▶ **Exercise**:
Extract all lines that hold "into" from the records below.

Items from a figure collection
==========

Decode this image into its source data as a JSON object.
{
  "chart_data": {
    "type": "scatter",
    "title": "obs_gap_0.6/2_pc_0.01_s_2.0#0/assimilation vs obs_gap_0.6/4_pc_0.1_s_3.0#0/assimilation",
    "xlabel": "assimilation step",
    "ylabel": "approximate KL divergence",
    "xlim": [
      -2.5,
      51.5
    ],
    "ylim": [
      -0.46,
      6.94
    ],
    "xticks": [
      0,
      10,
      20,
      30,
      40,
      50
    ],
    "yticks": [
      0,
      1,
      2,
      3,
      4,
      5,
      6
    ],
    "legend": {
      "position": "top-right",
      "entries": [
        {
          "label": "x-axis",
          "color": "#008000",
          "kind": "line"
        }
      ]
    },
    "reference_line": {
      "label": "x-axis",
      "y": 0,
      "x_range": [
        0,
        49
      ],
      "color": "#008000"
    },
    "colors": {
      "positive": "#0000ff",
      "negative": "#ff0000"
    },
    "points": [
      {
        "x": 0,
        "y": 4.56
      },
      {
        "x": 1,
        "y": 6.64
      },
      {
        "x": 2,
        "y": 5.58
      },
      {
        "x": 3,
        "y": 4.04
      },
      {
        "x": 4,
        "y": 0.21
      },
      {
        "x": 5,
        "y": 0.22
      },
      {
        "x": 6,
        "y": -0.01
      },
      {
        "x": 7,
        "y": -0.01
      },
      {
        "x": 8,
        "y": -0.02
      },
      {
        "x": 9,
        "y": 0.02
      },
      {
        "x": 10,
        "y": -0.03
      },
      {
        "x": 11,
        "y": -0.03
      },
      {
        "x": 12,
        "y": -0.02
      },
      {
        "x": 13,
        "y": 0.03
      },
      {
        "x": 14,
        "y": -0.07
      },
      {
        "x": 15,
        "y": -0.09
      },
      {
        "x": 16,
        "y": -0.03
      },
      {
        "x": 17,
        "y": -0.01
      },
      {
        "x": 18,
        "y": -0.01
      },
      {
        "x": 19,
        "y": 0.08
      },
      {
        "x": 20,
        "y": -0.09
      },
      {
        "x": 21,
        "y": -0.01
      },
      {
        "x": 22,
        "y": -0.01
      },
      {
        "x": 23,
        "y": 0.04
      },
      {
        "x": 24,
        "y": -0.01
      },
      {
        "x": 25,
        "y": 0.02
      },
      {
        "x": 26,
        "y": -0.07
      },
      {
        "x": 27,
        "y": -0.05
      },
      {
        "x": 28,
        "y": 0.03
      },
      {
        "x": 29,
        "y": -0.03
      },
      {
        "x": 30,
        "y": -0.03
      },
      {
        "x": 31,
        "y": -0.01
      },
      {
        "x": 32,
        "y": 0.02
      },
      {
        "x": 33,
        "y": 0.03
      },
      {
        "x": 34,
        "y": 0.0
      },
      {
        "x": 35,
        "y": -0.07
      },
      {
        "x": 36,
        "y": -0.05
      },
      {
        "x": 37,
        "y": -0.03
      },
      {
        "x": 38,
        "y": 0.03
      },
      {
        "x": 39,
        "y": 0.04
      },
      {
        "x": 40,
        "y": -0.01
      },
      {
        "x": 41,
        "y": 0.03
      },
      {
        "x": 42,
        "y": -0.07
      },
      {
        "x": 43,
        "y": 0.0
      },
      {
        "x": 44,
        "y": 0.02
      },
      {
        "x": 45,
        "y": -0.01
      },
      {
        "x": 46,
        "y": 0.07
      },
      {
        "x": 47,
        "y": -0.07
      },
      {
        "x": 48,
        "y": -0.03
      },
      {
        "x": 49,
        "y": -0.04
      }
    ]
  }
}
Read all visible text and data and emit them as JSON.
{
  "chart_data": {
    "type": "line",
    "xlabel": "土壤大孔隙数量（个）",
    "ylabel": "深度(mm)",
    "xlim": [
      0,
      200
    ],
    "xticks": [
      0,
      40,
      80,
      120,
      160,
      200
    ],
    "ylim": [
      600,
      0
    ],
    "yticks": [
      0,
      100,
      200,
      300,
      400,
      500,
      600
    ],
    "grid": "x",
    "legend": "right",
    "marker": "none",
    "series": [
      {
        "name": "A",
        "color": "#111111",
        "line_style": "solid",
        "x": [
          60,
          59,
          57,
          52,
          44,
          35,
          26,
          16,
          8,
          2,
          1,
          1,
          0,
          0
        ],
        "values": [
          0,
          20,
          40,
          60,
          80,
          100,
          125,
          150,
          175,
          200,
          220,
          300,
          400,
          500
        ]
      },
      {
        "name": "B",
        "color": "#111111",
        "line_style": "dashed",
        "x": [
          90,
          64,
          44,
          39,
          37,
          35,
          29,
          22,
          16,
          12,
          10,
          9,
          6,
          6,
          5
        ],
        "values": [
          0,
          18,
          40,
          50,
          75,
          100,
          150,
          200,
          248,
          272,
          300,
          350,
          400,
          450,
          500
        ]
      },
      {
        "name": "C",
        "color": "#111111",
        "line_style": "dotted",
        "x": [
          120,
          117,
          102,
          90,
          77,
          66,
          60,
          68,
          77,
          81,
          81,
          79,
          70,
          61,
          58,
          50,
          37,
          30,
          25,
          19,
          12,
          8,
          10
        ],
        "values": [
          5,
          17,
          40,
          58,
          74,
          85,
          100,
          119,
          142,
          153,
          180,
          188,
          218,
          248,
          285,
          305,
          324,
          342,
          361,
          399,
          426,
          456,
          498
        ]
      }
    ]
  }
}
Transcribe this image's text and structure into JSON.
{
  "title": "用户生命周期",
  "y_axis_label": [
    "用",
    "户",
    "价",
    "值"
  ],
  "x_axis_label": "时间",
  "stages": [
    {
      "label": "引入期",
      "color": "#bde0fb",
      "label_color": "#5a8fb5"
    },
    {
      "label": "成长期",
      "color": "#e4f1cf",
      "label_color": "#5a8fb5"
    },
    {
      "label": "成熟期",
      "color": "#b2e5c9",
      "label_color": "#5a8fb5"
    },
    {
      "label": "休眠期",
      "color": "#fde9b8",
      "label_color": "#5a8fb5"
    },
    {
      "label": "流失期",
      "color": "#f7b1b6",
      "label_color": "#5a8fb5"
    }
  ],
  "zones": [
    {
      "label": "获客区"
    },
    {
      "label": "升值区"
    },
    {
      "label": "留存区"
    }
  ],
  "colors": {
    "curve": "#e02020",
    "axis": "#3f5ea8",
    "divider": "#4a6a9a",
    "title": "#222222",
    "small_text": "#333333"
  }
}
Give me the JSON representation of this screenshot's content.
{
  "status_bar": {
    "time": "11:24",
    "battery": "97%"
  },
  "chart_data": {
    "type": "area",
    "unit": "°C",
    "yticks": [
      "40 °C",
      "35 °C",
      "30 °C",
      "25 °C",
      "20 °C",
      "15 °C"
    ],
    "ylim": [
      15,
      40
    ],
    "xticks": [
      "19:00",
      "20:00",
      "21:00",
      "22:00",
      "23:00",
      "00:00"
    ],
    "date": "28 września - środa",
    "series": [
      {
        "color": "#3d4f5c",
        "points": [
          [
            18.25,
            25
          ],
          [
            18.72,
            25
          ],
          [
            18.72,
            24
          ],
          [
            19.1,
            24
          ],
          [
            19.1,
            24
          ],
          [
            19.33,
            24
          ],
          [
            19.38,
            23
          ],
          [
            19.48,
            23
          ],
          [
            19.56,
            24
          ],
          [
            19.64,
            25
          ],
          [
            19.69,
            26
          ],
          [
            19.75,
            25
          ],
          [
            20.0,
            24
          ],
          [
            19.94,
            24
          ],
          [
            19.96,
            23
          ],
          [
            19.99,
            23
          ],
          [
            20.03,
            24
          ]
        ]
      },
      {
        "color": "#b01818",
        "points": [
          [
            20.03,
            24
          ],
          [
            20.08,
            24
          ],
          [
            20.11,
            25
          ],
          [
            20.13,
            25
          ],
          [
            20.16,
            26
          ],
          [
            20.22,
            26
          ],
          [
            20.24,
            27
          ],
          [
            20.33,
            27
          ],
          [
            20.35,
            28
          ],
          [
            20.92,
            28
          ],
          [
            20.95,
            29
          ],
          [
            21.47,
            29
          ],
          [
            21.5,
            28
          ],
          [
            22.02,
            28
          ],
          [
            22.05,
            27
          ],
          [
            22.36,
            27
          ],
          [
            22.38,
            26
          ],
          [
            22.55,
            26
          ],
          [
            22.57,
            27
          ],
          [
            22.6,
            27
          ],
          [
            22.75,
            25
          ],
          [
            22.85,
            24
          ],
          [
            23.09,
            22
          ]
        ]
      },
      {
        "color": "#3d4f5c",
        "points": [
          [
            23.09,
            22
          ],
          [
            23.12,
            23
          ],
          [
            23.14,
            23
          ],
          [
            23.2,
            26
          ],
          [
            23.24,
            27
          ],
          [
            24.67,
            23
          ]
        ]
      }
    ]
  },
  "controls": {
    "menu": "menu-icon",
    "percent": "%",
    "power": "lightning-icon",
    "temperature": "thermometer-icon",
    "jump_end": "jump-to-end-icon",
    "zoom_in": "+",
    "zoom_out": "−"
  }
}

==========

▶ **Written answer**:
Decode this image into its source data as a JSON object.
Transcribe this image's text and structure into JSON.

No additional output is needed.